# Given instruction
Pull every line that holds the word "Writer" from the entries.
## begin
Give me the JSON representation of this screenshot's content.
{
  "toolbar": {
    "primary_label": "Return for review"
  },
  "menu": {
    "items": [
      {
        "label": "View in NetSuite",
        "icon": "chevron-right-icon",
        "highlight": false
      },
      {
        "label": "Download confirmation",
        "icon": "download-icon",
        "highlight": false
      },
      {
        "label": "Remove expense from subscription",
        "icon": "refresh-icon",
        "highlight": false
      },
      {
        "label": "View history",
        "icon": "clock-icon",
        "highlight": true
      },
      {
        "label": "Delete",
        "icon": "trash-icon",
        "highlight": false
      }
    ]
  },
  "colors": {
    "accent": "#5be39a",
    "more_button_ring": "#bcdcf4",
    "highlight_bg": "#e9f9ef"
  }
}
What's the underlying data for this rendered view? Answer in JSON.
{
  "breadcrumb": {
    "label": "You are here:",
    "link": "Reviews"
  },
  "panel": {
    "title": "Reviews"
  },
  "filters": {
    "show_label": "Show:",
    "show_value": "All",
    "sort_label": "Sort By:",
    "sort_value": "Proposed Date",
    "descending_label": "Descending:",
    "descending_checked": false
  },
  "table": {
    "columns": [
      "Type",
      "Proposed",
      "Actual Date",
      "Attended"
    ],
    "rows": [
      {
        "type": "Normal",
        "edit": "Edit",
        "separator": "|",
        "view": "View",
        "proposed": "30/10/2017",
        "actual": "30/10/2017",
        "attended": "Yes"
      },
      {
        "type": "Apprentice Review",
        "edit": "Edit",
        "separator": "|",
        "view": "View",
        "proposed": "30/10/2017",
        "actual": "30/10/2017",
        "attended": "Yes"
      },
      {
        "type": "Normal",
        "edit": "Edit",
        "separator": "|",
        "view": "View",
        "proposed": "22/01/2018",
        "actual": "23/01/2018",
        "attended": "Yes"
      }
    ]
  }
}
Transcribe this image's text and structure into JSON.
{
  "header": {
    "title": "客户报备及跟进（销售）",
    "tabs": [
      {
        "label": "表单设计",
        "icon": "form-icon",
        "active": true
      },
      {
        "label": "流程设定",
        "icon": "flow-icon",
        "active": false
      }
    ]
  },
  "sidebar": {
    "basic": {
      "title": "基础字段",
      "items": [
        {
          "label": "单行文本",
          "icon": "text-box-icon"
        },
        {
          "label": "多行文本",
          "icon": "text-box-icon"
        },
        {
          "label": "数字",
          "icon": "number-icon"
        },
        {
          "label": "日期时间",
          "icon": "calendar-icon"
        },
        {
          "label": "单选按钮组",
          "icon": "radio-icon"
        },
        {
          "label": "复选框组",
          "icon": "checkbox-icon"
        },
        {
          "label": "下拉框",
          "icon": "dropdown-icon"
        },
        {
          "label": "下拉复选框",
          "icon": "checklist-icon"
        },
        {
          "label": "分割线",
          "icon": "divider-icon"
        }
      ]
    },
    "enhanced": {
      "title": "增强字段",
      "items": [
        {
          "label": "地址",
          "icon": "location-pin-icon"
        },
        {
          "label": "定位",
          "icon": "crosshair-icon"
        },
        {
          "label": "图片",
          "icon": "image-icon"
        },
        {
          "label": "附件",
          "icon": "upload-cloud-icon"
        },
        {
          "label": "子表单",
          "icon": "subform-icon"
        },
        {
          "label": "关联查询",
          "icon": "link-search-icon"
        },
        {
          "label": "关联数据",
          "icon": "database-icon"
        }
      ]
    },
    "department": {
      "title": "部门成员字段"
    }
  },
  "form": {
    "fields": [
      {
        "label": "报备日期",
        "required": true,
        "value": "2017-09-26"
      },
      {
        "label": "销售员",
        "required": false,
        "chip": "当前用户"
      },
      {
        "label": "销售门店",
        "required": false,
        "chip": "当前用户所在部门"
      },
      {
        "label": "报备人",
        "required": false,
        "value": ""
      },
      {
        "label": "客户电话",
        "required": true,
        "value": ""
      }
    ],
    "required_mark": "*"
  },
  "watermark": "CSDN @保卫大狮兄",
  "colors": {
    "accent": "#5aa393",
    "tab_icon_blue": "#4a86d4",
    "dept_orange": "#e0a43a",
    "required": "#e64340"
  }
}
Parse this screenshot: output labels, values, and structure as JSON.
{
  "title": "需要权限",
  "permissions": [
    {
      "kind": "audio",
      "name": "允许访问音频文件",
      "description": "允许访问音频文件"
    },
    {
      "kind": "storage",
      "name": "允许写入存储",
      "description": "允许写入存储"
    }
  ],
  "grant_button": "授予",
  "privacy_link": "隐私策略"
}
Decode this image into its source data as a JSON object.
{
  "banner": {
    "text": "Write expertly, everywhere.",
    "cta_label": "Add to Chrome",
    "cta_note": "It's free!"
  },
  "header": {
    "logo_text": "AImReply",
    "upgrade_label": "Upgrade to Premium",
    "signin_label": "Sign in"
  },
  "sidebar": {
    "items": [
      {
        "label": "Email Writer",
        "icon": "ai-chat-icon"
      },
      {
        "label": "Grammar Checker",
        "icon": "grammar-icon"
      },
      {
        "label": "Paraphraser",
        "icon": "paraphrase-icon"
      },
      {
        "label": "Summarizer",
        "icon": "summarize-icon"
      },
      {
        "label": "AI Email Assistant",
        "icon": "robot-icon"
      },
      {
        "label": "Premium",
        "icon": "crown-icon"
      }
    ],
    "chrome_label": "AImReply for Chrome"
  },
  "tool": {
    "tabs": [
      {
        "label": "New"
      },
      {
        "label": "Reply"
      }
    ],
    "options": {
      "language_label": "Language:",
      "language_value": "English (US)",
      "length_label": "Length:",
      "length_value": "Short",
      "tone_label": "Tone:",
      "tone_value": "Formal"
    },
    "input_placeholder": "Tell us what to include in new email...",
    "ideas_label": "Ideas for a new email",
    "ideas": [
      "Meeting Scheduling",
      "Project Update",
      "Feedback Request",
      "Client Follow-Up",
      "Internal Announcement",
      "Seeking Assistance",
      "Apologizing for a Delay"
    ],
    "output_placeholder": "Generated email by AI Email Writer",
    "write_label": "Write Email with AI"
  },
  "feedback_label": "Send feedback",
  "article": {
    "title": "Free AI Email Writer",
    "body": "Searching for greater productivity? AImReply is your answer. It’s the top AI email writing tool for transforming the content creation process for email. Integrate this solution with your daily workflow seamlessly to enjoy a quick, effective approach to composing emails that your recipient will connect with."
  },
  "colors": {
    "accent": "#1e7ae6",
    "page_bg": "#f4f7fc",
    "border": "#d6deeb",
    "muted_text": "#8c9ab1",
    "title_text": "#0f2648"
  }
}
## end
# Output for this exercise
        "label": "Email Writer",
    "output_placeholder": "Generated email by AI Email Writer",
    "title": "Free AI Email Writer",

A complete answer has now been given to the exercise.